WHAT IS REQUIRED
Pick out and copy every line below that has the word "selection".

SOURCE MATERIAL
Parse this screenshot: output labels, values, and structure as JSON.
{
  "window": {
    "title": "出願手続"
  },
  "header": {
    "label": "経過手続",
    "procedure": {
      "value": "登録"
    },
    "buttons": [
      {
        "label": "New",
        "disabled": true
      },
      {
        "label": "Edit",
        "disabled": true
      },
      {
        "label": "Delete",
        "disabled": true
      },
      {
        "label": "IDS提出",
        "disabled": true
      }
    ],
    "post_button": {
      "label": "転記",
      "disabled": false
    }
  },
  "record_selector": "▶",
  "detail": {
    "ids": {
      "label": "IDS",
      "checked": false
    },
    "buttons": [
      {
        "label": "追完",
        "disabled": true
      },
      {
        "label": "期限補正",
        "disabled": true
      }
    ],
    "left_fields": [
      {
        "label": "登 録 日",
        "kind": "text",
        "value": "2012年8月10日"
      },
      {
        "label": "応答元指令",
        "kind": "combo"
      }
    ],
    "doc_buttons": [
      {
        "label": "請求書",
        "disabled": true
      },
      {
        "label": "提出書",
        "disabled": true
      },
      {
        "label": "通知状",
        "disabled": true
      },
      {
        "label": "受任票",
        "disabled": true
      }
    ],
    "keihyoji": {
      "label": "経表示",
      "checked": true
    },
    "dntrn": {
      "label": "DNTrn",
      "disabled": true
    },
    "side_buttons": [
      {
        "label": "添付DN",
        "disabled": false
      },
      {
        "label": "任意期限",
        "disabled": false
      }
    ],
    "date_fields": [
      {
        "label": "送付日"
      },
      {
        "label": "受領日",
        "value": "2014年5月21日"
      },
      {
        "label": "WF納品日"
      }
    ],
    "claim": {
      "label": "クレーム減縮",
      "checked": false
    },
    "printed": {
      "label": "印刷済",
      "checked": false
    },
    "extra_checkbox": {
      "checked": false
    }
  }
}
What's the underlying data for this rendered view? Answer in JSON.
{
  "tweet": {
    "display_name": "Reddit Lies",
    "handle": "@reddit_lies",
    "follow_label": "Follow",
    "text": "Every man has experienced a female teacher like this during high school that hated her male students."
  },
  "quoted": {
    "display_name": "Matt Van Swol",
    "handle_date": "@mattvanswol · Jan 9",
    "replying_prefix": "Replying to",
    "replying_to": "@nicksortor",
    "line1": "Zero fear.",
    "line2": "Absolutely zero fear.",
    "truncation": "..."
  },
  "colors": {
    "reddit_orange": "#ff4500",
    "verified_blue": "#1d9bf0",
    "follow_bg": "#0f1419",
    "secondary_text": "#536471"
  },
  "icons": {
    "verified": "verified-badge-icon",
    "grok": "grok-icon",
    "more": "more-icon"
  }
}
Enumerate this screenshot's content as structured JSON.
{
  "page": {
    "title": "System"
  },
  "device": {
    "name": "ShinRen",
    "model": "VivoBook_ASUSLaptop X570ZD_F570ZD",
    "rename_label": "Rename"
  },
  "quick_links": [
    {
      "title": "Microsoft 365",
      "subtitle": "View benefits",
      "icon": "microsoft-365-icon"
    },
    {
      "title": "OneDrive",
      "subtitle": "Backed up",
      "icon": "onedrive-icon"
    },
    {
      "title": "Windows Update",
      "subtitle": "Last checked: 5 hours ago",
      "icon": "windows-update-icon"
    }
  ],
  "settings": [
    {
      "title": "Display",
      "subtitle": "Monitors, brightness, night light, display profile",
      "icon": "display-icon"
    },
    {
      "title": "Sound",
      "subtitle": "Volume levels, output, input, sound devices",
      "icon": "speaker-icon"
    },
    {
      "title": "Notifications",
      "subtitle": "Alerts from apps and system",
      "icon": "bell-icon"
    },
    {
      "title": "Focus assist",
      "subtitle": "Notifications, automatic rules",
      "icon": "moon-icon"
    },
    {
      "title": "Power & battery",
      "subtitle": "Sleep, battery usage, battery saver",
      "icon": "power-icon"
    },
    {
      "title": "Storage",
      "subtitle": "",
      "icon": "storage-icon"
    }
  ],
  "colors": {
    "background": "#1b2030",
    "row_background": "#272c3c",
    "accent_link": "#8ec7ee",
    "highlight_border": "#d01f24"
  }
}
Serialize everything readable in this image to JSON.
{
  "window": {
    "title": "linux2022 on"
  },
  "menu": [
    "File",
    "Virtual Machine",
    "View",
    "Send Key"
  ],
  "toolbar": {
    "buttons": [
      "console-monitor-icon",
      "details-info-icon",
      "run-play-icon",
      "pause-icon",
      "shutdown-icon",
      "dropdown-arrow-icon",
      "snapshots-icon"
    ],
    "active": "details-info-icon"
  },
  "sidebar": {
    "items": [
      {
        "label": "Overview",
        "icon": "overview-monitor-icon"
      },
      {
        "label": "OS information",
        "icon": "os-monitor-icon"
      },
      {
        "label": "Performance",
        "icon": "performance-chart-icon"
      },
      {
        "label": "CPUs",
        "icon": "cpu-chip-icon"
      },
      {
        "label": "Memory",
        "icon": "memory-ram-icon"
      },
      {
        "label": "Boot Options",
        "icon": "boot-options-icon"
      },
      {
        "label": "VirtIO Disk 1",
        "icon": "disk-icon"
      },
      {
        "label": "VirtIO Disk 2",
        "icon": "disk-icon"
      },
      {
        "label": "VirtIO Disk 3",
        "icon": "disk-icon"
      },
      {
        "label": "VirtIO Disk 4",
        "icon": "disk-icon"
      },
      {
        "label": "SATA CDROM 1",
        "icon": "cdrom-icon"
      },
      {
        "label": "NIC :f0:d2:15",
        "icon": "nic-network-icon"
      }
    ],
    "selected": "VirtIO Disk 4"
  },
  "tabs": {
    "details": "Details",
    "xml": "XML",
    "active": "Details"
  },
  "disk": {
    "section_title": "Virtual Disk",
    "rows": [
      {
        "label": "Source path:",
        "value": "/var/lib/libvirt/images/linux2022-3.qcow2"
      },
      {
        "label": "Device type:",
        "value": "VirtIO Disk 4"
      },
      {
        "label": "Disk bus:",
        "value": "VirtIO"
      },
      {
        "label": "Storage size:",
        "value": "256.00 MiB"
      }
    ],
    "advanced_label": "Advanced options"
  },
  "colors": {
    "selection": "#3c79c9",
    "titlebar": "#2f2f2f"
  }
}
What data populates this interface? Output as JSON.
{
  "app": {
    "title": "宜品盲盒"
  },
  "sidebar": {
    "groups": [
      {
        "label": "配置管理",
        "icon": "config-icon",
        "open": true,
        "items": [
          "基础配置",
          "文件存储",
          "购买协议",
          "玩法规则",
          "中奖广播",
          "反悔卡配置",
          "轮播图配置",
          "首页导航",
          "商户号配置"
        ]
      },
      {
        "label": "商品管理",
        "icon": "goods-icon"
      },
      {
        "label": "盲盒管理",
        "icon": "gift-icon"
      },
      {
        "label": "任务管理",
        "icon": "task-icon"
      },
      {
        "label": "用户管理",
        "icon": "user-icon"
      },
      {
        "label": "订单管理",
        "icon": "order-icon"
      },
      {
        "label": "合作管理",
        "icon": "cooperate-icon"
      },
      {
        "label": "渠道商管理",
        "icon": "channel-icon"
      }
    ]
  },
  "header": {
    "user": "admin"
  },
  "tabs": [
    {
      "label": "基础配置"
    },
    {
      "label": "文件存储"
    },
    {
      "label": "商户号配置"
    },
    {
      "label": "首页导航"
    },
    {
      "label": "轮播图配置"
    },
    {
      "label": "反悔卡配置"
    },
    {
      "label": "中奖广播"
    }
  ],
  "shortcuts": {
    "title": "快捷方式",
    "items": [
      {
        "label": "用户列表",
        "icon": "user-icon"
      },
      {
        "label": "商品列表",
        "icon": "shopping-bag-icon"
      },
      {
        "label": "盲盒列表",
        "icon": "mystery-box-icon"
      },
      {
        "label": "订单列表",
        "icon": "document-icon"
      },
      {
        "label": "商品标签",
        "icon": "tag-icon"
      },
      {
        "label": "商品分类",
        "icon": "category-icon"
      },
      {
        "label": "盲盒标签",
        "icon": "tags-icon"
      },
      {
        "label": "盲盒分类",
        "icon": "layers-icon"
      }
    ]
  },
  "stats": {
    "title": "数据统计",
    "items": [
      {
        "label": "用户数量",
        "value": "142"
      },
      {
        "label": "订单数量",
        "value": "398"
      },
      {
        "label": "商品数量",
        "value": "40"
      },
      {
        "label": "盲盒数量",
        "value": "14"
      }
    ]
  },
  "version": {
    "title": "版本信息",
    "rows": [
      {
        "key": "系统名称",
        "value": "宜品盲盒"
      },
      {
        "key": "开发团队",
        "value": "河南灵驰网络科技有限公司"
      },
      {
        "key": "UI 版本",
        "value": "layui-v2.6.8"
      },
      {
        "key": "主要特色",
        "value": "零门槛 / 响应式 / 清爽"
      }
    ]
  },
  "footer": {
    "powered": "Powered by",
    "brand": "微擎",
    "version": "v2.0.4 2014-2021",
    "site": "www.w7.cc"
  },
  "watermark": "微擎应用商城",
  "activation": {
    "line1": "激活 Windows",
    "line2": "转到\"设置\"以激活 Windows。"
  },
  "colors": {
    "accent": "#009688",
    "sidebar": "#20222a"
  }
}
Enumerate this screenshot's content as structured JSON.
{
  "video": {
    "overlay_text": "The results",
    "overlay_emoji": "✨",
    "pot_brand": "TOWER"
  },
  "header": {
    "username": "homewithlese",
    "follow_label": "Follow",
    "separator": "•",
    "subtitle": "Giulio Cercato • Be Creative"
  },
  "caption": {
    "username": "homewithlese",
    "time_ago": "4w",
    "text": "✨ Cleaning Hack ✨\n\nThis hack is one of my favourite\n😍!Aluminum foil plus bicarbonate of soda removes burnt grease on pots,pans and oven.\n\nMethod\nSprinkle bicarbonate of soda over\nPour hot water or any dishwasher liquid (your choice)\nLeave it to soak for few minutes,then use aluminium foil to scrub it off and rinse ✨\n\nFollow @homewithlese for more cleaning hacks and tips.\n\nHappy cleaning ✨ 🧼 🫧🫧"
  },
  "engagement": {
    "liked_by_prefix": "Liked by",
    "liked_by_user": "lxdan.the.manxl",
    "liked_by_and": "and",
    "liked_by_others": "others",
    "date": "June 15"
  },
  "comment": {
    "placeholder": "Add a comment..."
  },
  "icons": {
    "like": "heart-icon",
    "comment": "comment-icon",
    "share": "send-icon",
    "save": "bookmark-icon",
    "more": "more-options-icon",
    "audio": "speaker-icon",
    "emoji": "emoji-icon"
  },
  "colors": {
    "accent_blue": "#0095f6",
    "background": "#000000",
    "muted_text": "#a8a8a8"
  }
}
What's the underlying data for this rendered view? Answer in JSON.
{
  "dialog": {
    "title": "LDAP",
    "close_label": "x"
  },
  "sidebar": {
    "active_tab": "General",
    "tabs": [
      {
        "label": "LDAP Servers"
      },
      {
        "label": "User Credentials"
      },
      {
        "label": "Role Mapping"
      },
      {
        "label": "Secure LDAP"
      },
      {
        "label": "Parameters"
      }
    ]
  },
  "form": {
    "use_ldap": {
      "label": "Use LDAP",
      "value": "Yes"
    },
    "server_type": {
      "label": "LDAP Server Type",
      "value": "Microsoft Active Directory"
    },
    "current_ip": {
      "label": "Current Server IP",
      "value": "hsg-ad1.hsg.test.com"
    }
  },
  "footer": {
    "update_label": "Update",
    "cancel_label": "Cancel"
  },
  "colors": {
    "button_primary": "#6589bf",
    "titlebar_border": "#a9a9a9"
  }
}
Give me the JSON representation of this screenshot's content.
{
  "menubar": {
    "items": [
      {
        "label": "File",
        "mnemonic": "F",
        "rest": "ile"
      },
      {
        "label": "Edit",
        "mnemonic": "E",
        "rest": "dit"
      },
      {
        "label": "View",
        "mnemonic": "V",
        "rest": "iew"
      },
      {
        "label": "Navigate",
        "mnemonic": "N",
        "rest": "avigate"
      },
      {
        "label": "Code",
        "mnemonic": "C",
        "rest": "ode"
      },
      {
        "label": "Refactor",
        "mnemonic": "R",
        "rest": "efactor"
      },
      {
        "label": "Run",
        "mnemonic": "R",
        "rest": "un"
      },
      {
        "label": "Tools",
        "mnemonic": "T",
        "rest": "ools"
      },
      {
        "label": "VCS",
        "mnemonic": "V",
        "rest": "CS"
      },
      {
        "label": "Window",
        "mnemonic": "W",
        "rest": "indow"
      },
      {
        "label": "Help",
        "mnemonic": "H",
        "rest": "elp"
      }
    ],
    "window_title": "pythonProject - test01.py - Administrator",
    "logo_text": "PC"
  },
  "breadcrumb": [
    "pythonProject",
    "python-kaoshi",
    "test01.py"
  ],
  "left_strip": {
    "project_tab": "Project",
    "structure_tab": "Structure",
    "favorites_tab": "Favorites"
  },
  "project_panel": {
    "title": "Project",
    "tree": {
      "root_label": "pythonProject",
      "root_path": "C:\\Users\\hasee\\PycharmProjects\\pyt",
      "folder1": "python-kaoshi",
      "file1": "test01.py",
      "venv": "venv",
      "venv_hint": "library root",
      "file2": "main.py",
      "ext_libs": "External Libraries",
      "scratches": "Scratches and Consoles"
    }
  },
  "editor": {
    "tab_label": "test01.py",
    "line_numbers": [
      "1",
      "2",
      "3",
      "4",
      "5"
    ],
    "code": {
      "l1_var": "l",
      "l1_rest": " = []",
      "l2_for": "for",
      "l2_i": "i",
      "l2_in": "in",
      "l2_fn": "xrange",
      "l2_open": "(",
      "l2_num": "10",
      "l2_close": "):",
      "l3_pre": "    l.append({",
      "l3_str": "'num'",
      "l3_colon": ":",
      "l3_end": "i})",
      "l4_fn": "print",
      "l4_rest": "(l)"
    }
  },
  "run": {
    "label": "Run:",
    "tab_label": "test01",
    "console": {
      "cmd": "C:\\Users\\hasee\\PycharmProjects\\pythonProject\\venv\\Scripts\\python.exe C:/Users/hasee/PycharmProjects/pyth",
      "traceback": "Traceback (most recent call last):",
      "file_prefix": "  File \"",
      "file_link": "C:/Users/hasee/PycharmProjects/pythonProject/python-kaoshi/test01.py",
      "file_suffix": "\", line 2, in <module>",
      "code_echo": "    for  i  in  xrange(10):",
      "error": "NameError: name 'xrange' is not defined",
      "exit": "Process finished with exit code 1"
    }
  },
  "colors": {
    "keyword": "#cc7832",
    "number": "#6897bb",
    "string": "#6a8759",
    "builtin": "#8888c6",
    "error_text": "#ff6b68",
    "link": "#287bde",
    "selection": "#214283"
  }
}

RESULT
    "selection": "#3c79c9",
    "selection": "#214283"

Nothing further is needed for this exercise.